**Short task:**
Type out the data exactly as given. Skip any image.

**Supplied records:**
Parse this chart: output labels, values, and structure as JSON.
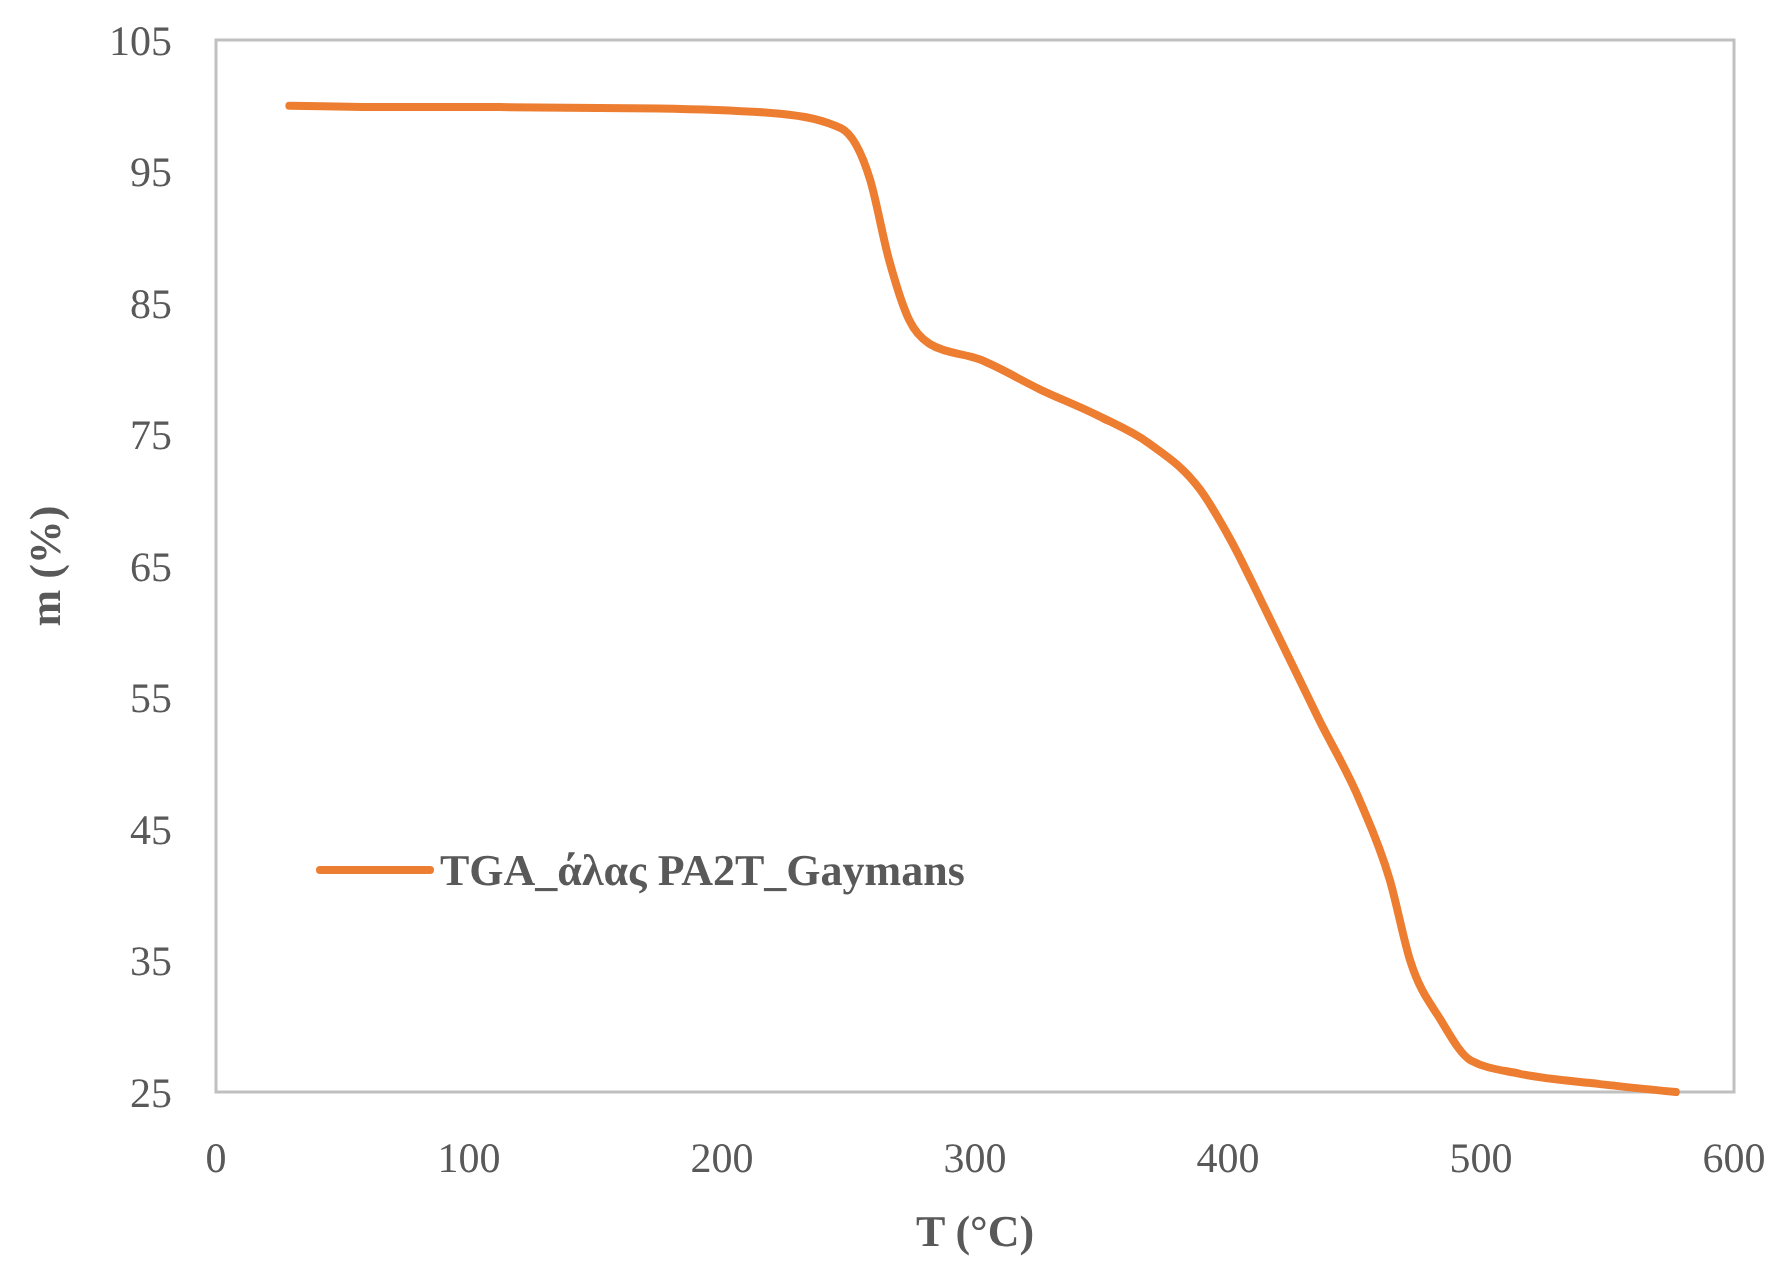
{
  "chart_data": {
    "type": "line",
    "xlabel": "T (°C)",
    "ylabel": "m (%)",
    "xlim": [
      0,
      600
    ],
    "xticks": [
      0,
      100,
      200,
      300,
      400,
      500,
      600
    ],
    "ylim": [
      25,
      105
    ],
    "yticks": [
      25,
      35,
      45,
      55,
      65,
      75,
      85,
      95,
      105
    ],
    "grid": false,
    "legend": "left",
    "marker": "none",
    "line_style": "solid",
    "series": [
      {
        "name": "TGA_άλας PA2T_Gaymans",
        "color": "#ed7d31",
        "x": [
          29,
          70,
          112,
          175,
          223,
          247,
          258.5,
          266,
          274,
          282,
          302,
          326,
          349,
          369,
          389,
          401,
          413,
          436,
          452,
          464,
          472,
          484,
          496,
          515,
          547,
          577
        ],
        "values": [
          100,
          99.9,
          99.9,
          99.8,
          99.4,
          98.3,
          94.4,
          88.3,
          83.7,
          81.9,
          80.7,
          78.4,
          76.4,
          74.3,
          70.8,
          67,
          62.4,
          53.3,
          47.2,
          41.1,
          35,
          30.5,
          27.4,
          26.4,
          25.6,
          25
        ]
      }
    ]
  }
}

**Answer to the task:**
Parse this chart: output labels, values, and structure as JSON.
{
  "chart_data": {
    "type": "line",
    "xlabel": "T (°C)",
    "ylabel": "m (%)",
    "xlim": [
      0,
      600
    ],
    "xticks": [
      0,
      100,
      200,
      300,
      400,
      500,
      600
    ],
    "ylim": [
      25,
      105
    ],
    "yticks": [
      25,
      35,
      45,
      55,
      65,
      75,
      85,
      95,
      105
    ],
    "grid": false,
    "legend": "left",
    "marker": "none",
    "line_style": "solid",
    "series": [
      {
        "name": "TGA_άλας PA2T_Gaymans",
        "color": "#ed7d31",
        "x": [
          29,
          70,
          112,
          175,
          223,
          247,
          258.5,
          266,
          274,
          282,
          302,
          326,
          349,
          369,
          389,
          401,
          413,
          436,
          452,
          464,
          472,
          484,
          496,
          515,
          547,
          577
        ],
        "values": [
          100,
          99.9,
          99.9,
          99.8,
          99.4,
          98.3,
          94.4,
          88.3,
          83.7,
          81.9,
          80.7,
          78.4,
          76.4,
          74.3,
          70.8,
          67,
          62.4,
          53.3,
          47.2,
          41.1,
          35,
          30.5,
          27.4,
          26.4,
          25.6,
          25
        ]
      }
    ]
  }
}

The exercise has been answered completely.